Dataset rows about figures
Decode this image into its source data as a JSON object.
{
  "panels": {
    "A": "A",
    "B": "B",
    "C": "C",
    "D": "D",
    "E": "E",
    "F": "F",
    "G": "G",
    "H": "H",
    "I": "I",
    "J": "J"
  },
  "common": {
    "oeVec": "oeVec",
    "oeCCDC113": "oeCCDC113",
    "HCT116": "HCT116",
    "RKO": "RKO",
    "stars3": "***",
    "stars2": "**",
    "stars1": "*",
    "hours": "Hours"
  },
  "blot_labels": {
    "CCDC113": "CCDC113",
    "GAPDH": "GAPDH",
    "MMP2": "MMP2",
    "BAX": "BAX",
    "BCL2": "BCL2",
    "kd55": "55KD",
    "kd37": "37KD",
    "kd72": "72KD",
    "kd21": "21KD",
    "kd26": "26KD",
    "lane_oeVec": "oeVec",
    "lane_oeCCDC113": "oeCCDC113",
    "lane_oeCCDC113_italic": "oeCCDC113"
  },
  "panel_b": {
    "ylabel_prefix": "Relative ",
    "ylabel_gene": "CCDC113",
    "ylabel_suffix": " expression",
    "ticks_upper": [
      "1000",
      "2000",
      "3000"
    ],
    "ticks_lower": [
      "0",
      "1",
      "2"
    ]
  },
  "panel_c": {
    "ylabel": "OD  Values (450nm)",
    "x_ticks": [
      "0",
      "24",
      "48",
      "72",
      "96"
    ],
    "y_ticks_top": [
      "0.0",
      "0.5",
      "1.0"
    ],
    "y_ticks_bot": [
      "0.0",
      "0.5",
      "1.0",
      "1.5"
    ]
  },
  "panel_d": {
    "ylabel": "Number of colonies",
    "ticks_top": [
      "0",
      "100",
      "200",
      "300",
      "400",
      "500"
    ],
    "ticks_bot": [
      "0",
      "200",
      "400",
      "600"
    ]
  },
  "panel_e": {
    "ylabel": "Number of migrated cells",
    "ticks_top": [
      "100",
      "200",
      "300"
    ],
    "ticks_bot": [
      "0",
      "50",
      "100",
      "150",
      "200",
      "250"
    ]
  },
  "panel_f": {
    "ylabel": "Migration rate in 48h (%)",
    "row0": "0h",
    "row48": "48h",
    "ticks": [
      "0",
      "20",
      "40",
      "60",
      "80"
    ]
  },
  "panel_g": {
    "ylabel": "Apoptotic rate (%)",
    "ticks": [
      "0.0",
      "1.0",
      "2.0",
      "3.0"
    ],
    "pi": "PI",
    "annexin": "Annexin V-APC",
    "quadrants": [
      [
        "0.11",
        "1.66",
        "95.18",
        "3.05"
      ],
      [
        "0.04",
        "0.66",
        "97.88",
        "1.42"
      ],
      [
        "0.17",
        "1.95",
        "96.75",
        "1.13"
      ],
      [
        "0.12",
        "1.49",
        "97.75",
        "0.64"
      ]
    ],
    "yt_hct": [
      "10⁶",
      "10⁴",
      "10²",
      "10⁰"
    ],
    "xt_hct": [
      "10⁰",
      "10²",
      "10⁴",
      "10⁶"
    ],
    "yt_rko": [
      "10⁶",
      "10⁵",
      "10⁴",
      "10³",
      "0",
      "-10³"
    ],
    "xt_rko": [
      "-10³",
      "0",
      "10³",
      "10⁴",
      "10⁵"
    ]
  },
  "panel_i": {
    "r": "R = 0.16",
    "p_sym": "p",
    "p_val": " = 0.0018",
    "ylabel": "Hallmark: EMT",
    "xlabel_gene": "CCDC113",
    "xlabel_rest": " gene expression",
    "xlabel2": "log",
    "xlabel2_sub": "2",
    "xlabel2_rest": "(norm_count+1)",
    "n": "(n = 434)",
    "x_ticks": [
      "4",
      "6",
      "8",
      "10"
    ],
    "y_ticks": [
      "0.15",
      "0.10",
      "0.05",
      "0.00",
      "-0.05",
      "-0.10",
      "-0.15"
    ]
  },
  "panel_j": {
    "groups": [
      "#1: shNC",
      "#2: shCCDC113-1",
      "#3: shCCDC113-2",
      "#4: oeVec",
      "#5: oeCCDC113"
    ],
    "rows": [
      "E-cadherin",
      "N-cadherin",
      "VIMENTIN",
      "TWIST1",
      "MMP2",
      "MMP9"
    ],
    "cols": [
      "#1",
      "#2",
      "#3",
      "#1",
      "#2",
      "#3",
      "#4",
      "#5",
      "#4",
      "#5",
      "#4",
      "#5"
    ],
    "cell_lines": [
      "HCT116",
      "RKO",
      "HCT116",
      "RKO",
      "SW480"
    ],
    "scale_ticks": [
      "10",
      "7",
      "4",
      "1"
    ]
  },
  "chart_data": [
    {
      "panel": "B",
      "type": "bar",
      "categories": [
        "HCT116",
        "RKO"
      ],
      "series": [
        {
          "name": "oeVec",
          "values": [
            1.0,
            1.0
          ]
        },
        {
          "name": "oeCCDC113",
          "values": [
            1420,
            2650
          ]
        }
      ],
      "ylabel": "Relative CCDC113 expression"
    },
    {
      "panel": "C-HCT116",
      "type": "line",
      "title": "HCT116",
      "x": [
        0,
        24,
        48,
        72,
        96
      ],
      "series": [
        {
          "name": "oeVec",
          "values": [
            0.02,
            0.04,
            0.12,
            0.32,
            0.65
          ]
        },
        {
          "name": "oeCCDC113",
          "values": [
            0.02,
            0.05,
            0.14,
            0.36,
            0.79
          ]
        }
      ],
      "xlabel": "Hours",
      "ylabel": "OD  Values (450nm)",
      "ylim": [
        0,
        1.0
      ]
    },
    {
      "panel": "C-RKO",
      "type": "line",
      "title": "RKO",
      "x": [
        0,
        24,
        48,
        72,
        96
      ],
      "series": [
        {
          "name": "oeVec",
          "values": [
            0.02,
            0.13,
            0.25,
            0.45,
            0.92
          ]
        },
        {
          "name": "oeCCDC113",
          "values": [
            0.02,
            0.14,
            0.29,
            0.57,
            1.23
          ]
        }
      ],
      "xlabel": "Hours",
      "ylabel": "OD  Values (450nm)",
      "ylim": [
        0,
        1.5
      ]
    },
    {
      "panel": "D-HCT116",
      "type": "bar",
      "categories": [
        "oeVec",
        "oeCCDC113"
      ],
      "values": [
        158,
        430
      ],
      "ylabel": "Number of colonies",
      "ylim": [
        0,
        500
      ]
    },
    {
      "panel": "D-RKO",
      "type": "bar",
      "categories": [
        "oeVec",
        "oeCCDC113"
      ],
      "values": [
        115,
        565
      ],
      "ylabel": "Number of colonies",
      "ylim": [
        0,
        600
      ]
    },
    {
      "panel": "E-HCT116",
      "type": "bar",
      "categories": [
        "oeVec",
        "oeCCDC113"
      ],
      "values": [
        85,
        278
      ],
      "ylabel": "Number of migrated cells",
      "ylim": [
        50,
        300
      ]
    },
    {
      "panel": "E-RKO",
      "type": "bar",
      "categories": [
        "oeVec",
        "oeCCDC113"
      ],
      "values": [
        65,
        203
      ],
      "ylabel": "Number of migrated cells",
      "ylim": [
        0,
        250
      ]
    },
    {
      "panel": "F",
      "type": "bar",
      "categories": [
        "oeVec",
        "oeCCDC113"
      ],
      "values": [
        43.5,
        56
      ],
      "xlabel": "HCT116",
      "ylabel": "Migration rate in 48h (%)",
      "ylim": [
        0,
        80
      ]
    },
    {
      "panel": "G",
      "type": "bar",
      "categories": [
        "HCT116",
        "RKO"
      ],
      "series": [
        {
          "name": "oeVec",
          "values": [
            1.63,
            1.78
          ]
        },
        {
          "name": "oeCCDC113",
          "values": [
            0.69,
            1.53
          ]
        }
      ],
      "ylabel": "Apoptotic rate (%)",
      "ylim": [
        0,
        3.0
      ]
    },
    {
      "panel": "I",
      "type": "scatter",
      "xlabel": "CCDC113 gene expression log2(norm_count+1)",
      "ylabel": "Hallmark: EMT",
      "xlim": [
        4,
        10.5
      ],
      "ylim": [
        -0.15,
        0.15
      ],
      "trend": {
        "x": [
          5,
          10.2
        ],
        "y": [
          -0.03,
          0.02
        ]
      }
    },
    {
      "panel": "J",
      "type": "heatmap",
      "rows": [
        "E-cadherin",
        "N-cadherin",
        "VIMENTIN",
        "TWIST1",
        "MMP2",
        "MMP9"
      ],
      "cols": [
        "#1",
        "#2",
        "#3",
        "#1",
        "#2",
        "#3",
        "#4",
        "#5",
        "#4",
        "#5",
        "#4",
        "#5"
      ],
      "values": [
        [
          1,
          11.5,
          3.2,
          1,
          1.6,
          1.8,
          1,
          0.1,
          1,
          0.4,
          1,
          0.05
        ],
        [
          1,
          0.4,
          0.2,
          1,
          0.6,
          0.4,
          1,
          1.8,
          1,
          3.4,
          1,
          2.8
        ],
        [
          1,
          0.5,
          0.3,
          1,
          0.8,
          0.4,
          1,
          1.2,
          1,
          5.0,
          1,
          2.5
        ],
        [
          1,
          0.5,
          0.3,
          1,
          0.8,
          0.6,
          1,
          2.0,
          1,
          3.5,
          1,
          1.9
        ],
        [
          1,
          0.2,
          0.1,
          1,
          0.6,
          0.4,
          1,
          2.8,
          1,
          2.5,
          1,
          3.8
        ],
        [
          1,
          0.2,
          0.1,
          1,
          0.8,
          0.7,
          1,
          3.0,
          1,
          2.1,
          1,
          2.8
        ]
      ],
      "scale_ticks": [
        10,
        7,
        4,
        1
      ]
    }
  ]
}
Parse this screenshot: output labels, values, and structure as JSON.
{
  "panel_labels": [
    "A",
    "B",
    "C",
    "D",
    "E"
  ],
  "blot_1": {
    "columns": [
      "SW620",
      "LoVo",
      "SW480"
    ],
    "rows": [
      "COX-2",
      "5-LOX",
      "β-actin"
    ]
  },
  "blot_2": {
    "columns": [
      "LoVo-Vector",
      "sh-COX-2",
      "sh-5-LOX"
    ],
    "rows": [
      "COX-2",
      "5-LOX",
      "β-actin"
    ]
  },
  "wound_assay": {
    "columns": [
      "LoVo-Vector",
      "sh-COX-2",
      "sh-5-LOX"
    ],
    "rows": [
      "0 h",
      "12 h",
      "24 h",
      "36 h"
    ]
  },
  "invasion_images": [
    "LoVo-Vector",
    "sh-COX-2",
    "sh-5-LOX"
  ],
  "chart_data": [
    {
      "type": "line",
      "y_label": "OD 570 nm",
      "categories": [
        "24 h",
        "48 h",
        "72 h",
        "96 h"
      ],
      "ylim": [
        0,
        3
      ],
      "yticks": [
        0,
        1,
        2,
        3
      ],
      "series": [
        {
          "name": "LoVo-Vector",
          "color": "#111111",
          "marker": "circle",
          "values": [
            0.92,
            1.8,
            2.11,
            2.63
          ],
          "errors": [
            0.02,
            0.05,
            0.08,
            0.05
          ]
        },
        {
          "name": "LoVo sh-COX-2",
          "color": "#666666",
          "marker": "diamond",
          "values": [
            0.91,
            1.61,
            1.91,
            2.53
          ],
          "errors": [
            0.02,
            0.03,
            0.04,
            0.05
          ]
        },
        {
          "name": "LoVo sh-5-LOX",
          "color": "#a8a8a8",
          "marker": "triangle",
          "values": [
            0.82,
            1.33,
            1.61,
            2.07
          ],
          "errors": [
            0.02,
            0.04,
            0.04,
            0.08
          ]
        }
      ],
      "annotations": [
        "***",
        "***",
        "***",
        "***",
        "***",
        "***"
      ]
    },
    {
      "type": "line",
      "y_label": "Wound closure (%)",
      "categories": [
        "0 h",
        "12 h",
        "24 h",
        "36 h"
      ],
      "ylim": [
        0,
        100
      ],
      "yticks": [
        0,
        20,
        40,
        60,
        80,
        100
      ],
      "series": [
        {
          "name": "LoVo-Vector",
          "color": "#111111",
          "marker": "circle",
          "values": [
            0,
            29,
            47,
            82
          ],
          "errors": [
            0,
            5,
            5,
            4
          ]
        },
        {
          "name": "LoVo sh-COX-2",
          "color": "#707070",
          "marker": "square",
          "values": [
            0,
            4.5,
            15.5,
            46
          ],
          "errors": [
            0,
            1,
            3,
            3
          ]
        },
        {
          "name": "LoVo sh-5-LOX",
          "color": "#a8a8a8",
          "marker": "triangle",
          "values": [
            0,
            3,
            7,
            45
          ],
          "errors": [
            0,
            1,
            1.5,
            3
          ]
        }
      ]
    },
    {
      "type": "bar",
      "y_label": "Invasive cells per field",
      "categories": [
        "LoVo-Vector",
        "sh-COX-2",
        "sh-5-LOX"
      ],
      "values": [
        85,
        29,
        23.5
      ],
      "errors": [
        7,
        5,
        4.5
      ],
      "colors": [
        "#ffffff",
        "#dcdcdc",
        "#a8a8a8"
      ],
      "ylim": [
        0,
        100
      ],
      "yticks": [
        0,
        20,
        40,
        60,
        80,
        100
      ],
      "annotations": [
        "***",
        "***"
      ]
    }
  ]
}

EXERCISE INSTRUCTIONS ▸ Copy, from the lines above, each one that holds "cells".

RESULT OF THE EXERCISE ▸
    "ylabel": "Number of migrated cells",
      "ylabel": "Number of migrated cells",
      "ylabel": "Number of migrated cells",
      "y_label": "Invasive cells per field",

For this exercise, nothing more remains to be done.